**THE REQUEST:**
Pull each line holding "JSON" out of the entries below.

-- START OF MATERIAL SUPPLIED --

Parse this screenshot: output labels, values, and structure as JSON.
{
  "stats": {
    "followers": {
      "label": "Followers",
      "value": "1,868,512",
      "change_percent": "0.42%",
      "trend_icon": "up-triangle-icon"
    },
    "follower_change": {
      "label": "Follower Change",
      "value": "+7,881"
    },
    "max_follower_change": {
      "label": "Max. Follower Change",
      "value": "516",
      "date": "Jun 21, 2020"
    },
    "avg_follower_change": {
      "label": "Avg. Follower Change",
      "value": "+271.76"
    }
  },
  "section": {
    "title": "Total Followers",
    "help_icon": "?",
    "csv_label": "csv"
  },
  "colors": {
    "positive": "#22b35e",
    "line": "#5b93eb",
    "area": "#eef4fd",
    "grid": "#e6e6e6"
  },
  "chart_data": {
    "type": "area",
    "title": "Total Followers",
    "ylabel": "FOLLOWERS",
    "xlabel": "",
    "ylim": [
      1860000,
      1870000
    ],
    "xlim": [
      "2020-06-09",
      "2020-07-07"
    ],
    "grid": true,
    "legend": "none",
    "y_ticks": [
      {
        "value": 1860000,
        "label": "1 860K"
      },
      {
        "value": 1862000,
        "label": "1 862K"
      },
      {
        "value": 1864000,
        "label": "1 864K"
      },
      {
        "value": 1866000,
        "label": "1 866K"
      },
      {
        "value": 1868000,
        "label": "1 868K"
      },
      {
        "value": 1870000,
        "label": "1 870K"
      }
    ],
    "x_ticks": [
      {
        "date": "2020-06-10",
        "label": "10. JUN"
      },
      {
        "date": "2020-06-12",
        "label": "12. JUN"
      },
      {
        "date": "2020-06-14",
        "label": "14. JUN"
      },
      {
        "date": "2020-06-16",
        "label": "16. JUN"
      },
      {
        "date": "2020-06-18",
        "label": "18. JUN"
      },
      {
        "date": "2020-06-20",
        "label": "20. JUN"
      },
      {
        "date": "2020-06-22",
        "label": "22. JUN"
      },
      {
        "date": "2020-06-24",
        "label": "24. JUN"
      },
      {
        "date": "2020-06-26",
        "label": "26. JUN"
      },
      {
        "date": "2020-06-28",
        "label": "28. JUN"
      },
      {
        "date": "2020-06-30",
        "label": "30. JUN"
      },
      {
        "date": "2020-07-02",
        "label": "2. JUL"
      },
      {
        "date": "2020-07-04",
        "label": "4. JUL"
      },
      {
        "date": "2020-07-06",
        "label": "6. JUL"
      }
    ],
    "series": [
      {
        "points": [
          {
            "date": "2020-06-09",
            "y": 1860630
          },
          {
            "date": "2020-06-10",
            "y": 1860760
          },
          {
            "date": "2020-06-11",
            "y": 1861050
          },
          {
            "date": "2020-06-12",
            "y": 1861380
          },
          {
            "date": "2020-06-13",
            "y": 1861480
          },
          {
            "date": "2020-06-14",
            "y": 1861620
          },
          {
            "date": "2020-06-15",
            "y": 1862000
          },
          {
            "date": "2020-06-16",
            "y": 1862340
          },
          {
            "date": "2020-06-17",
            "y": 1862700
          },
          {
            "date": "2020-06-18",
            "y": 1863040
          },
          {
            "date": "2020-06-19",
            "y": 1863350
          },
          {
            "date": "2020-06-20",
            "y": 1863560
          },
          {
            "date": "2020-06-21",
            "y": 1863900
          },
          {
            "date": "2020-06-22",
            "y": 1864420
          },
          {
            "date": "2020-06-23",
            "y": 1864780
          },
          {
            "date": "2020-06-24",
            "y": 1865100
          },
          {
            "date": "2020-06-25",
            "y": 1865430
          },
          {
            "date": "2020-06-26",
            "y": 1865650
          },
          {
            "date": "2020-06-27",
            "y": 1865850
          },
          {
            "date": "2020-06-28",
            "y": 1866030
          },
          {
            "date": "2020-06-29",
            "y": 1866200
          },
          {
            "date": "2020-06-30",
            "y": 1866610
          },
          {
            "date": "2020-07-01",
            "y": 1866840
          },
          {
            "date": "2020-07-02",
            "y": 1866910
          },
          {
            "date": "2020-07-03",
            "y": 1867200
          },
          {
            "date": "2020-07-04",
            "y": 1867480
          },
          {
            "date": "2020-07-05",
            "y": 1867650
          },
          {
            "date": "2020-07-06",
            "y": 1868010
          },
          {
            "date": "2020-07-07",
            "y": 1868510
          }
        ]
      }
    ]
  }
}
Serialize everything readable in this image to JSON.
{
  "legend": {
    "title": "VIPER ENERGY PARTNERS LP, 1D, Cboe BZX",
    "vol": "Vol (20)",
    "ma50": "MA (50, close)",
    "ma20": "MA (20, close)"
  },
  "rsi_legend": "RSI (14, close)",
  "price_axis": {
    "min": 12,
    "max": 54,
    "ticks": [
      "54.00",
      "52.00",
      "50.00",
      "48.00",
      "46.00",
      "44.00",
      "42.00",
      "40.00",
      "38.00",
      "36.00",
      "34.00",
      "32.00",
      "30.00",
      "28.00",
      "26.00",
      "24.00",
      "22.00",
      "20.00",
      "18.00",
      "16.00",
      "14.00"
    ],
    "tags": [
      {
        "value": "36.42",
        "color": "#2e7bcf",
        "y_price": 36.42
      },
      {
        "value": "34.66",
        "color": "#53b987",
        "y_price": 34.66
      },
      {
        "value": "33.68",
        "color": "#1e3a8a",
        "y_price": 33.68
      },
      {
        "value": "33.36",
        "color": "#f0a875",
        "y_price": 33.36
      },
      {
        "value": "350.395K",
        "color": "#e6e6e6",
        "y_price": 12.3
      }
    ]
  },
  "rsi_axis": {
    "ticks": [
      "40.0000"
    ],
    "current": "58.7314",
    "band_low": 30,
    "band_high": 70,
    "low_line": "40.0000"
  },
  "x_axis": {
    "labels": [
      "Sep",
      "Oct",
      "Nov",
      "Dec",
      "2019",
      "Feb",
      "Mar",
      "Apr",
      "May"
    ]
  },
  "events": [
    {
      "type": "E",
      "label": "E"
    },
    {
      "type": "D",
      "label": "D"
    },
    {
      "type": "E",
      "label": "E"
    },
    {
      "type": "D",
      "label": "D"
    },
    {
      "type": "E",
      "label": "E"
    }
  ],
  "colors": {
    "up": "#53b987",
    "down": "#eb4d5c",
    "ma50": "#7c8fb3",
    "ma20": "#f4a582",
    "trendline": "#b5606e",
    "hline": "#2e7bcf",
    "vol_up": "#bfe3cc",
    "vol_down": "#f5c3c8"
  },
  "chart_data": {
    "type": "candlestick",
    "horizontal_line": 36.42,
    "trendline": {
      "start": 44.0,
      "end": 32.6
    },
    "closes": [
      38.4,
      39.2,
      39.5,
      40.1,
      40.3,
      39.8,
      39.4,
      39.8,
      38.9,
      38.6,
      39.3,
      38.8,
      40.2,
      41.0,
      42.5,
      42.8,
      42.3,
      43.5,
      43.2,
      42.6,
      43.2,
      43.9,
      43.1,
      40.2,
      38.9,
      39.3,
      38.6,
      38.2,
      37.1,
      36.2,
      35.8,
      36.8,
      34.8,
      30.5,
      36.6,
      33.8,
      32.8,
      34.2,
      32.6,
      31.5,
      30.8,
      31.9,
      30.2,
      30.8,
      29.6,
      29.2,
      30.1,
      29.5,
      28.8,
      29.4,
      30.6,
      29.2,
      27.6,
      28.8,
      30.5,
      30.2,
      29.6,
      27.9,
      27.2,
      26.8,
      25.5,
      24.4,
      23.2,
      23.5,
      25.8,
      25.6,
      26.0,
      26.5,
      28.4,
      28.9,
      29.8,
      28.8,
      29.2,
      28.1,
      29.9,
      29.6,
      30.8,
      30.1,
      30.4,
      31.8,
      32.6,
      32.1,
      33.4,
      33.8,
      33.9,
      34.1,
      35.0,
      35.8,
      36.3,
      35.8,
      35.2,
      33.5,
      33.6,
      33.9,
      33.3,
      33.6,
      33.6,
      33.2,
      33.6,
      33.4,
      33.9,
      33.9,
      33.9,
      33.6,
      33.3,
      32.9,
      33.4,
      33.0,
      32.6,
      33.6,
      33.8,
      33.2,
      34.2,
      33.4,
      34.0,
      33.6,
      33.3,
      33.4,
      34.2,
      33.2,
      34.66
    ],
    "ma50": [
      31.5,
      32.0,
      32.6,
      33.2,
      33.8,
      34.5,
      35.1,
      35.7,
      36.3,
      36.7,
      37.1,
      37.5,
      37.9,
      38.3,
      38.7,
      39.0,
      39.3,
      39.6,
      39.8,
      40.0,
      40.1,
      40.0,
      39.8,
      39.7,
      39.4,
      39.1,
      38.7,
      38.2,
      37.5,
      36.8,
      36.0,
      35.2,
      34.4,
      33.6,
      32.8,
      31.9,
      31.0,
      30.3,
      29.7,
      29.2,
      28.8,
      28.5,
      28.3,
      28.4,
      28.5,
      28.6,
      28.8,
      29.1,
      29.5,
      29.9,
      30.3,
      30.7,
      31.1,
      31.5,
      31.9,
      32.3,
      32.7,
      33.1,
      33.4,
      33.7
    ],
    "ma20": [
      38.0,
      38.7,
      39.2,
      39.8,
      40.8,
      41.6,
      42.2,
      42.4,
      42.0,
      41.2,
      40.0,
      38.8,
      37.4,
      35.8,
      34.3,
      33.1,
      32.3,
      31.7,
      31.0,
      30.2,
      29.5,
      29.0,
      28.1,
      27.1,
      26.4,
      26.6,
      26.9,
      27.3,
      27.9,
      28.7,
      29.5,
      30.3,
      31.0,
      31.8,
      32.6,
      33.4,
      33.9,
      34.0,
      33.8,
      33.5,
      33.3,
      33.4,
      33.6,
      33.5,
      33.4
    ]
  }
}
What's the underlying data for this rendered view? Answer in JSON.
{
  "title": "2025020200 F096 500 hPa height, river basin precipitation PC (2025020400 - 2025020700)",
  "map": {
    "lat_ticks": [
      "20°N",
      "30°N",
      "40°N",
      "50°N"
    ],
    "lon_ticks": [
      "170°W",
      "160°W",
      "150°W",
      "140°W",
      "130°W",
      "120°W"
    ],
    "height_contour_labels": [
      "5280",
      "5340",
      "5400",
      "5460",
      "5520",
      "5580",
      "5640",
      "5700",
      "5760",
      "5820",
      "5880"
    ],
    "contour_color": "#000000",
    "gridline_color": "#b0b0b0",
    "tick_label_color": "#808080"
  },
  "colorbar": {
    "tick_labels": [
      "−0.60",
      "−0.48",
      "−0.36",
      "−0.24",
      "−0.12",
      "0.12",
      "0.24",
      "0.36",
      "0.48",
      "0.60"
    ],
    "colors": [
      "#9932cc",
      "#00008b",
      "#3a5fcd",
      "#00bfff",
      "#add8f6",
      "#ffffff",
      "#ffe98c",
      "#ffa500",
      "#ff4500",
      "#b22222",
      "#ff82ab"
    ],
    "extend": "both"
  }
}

-- END OF MATERIAL SUPPLIED --

**OUTPUT OF THE TASK:**
Parse this screenshot: output labels, values, and structure as JSON.
Serialize everything readable in this image to JSON.
What's the underlying data for this rendered view? Answer in JSON.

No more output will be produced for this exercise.